* _What this task involves_
Omit the pictures, please, and give each record below again exactly.

# START OF Source data

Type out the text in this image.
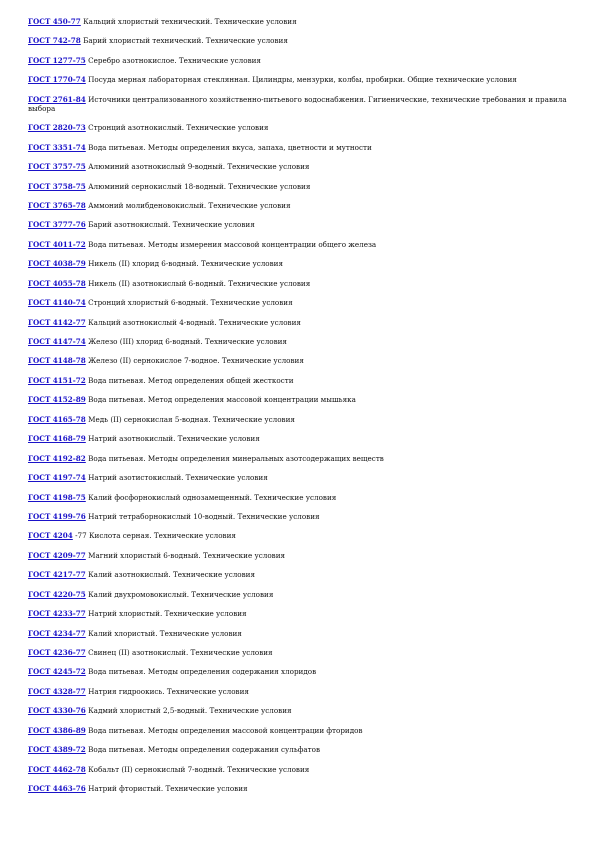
ГОСТ 450-77 Кальций хлористый технический. Технические условия
ГОСТ 742-78 Барий хлористый технический. Технические условия
ГОСТ 1277-75 Серебро азотнокислое. Технические условия
ГОСТ 1770-74 Посуда мерная лабораторная стеклянная. Цилиндры, мензурки, колбы, пробирки. Общие технические условия
ГОСТ 2761-84 Источники централизованного хозяйственно-питьевого водоснабжения. Гигиенические, технические требования и правила выбора
ГОСТ 2820-73 Стронций азотнокислый. Технические условия
ГОСТ 3351-74 Вода питьевая. Методы определения вкуса, запаха, цветности и мутности
ГОСТ 3757-75 Алюминий азотнокислый 9-водный. Технические условия
ГОСТ 3758-75 Алюминий сернокислый 18-водный. Технические условия
ГОСТ 3765-78 Аммоний молибденовокислый. Технические условия
ГОСТ 3777-76 Барий азотнокислый. Технические условия
ГОСТ 4011-72 Вода питьевая. Методы измерения массовой концентрации общего железа
ГОСТ 4038-79 Никель (II) хлорид 6-водный. Технические условия
ГОСТ 4055-78 Никель (II) азотнокислый 6-водный. Технические условия
ГОСТ 4140-74 Стронций хлористый 6-водный. Технические условия
ГОСТ 4142-77 Кальций азотнокислый 4-водный. Технические условия
ГОСТ 4147-74 Железо (III) хлорид 6-водный. Технические условия
ГОСТ 4148-78 Железо (II) сернокислое 7-водное. Технические условия
ГОСТ 4151-72 Вода питьевая. Метод определения общей жесткости
ГОСТ 4152-89 Вода питьевая. Метод определения массовой концентрации мышьяка
ГОСТ 4165-78 Медь (II) сернокислая 5-водная. Технические условия
ГОСТ 4168-79 Натрий азотнокислый. Технические условия
ГОСТ 4192-82 Вода питьевая. Методы определения минеральных азотсодержащих веществ
ГОСТ 4197-74 Натрий азотистокислый. Технические условия
ГОСТ 4198-75 Калий фосфорнокислый однозамещенный. Технические условия
ГОСТ 4199-76 Натрий тетраборнокислый 10-водный. Технические условия
ГОСТ 4204 -77 Кислота серная. Технические условия
ГОСТ 4209-77 Магний хлористый 6-водный. Технические условия
ГОСТ 4217-77 Калий азотнокислый. Технические условия
ГОСТ 4220-75 Калий двухромовокислый. Технические условия
ГОСТ 4233-77 Натрий хлористый. Технические условия
ГОСТ 4234-77 Калий хлористый. Технические условия
ГОСТ 4236-77 Свинец (II) азотнокислый. Технические условия
ГОСТ 4245-72 Вода питьевая. Методы определения содержания хлоридов
ГОСТ 4328-77 Натрия гидроокись. Технические условия
ГОСТ 4330-76 Кадмий хлористый 2,5-водный. Технические условия
ГОСТ 4386-89 Вода питьевая. Методы определения массовой концентрации фторидов
ГОСТ 4389-72 Вода питьевая. Методы определения содержания сульфатов
ГОСТ 4462-78 Кобальт (II) сернокислый 7-водный. Технические условия
ГОСТ 4463-76 Натрий фтористый. Технические условия
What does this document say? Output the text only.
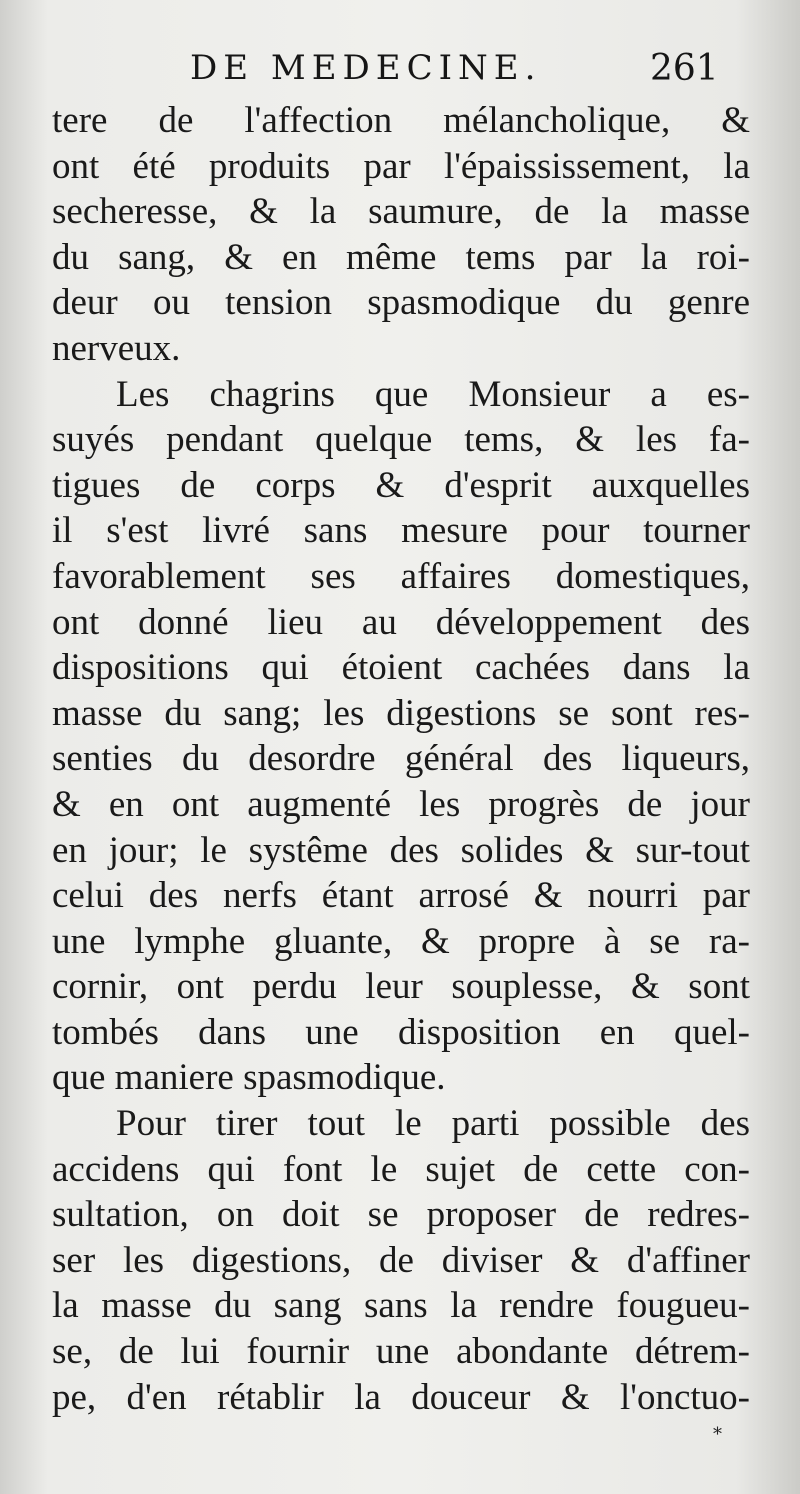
DE MEDECINE.	261
tere de l'affection mélancholique, &
ont été produits par l'épaississement, la
secheresse, & la saumure, de la masse
du sang, & en même tems par la roi-
deur ou tension spasmodique du genre
nerveux.
Les chagrins que Monsieur a es-
suyés pendant quelque tems, & les fa-
tigues de corps & d'esprit auxquelles
il s'est livré sans mesure pour tourner
favorablement ses affaires domestiques,
ont donné lieu au développement des
dispositions qui étoient cachées dans la
masse du sang; les digestions se sont res-
senties du desordre général des liqueurs,
& en ont augmenté les progrès de jour
en jour; le systême des solides & sur-tout
celui des nerfs étant arrosé & nourri par
une lymphe gluante, & propre à se ra-
cornir, ont perdu leur souplesse, & sont
tombés dans une disposition en quel-
que maniere spasmodique.
Pour tirer tout le parti possible des
accidens qui font le sujet de cette con-
sultation, on doit se proposer de redres-
ser les digestions, de diviser & d'affiner
la masse du sang sans la rendre fougueu-
se, de lui fournir une abondante détrem-
pe, d'en rétablir la douceur & l'onctuo-
*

# END OF Source data

* _Full solution_
Type out the text in this image.
ГОСТ 450-77 Кальций хлористый технический. Технические условия
ГОСТ 742-78 Барий хлористый технический. Технические условия
ГОСТ 1277-75 Серебро азотнокислое. Технические условия
ГОСТ 1770-74 Посуда мерная лабораторная стеклянная. Цилиндры, мензурки, колбы, пробирки. Общие технические условия
ГОСТ 2761-84 Источники централизованного хозяйственно-питьевого водоснабжения. Гигиенические, технические требования и правила выбора
ГОСТ 2820-73 Стронций азотнокислый. Технические условия
ГОСТ 3351-74 Вода питьевая. Методы определения вкуса, запаха, цветности и мутности
ГОСТ 3757-75 Алюминий азотнокислый 9-водный. Технические условия
ГОСТ 3758-75 Алюминий сернокислый 18-водный. Технические условия
ГОСТ 3765-78 Аммоний молибденовокислый. Технические условия
ГОСТ 3777-76 Барий азотнокислый. Технические условия
ГОСТ 4011-72 Вода питьевая. Методы измерения массовой концентрации общего железа
ГОСТ 4038-79 Никель (II) хлорид 6-водный. Технические условия
ГОСТ 4055-78 Никель (II) азотнокислый 6-водный. Технические условия
ГОСТ 4140-74 Стронций хлористый 6-водный. Технические условия
ГОСТ 4142-77 Кальций азотнокислый 4-водный. Технические условия
ГОСТ 4147-74 Железо (III) хлорид 6-водный. Технические условия
ГОСТ 4148-78 Железо (II) сернокислое 7-водное. Технические условия
ГОСТ 4151-72 Вода питьевая. Метод определения общей жесткости
ГОСТ 4152-89 Вода питьевая. Метод определения массовой концентрации мышьяка
ГОСТ 4165-78 Медь (II) сернокислая 5-водная. Технические условия
ГОСТ 4168-79 Натрий азотнокислый. Технические условия
ГОСТ 4192-82 Вода питьевая. Методы определения минеральных азотсодержащих веществ
ГОСТ 4197-74 Натрий азотистокислый. Технические условия
ГОСТ 4198-75 Калий фосфорнокислый однозамещенный. Технические условия
ГОСТ 4199-76 Натрий тетраборнокислый 10-водный. Технические условия
ГОСТ 4204 -77 Кислота серная. Технические условия
ГОСТ 4209-77 Магний хлористый 6-водный. Технические условия
ГОСТ 4217-77 Калий азотнокислый. Технические условия
ГОСТ 4220-75 Калий двухромовокислый. Технические условия
ГОСТ 4233-77 Натрий хлористый. Технические условия
ГОСТ 4234-77 Калий хлористый. Технические условия
ГОСТ 4236-77 Свинец (II) азотнокислый. Технические условия
ГОСТ 4245-72 Вода питьевая. Методы определения содержания хлоридов
ГОСТ 4328-77 Натрия гидроокись. Технические условия
ГОСТ 4330-76 Кадмий хлористый 2,5-водный. Технические условия
ГОСТ 4386-89 Вода питьевая. Методы определения массовой концентрации фторидов
ГОСТ 4389-72 Вода питьевая. Методы определения содержания сульфатов
ГОСТ 4462-78 Кобальт (II) сернокислый 7-водный. Технические условия
ГОСТ 4463-76 Натрий фтористый. Технические условия
What does this document say? Output the text only.
DE MEDECINE.	261
tere de l'affection mélancholique, &
ont été produits par l'épaississement, la
secheresse, & la saumure, de la masse
du sang, & en même tems par la roi-
deur ou tension spasmodique du genre
nerveux.
Les chagrins que Monsieur a es-
suyés pendant quelque tems, & les fa-
tigues de corps & d'esprit auxquelles
il s'est livré sans mesure pour tourner
favorablement ses affaires domestiques,
ont donné lieu au développement des
dispositions qui étoient cachées dans la
masse du sang; les digestions se sont res-
senties du desordre général des liqueurs,
& en ont augmenté les progrès de jour
en jour; le systême des solides & sur-tout
celui des nerfs étant arrosé & nourri par
une lymphe gluante, & propre à se ra-
cornir, ont perdu leur souplesse, & sont
tombés dans une disposition en quel-
que maniere spasmodique.
Pour tirer tout le parti possible des
accidens qui font le sujet de cette con-
sultation, on doit se proposer de redres-
ser les digestions, de diviser & d'affiner
la masse du sang sans la rendre fougueu-
se, de lui fournir une abondante détrem-
pe, d'en rétablir la douceur & l'onctuo-
*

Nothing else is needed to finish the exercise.